◆ **STATED PROBLEM**:
Using the listing below, give the number of lines where "than" appears, and nothing else.

--------------------------------------------------

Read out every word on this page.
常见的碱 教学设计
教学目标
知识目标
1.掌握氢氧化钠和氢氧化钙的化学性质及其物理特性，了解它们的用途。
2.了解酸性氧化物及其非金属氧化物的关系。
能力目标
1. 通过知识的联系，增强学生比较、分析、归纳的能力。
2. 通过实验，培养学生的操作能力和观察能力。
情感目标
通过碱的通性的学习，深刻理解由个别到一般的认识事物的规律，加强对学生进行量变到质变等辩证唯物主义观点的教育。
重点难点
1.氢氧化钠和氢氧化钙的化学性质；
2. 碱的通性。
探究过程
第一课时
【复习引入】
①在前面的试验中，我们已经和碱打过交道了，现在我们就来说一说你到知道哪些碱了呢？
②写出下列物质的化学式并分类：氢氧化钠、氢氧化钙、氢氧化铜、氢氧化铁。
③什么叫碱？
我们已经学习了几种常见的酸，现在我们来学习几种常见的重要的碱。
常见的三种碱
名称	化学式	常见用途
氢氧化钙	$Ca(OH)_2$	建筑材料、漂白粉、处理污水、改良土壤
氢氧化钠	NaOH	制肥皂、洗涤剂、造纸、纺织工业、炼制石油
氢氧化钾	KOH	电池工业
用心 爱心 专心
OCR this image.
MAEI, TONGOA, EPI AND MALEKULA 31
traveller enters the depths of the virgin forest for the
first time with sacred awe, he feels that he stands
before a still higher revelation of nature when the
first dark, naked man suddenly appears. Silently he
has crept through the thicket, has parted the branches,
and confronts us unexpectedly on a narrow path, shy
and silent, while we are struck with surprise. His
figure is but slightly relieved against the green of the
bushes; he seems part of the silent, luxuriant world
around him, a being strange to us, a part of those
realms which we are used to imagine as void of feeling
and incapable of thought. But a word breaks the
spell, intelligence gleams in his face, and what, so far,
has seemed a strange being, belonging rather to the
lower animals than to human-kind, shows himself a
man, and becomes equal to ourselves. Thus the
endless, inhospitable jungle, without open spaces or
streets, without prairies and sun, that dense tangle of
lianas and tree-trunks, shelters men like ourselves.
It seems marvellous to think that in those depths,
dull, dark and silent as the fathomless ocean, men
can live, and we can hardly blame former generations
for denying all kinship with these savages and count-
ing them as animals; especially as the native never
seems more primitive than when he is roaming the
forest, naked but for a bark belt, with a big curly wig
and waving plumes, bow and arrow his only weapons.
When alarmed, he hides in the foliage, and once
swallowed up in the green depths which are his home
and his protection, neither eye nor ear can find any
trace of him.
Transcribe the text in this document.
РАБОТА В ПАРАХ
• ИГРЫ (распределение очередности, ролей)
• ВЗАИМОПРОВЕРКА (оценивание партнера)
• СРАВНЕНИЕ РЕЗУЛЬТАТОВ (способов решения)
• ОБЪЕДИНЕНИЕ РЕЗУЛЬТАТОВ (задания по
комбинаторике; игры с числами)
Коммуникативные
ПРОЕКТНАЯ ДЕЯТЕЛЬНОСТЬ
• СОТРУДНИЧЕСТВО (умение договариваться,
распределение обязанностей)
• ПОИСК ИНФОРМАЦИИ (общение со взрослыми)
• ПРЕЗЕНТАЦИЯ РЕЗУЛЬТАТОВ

--------------------------------------------------

◆ **OUTPUT OF THE EXERCISE**:
2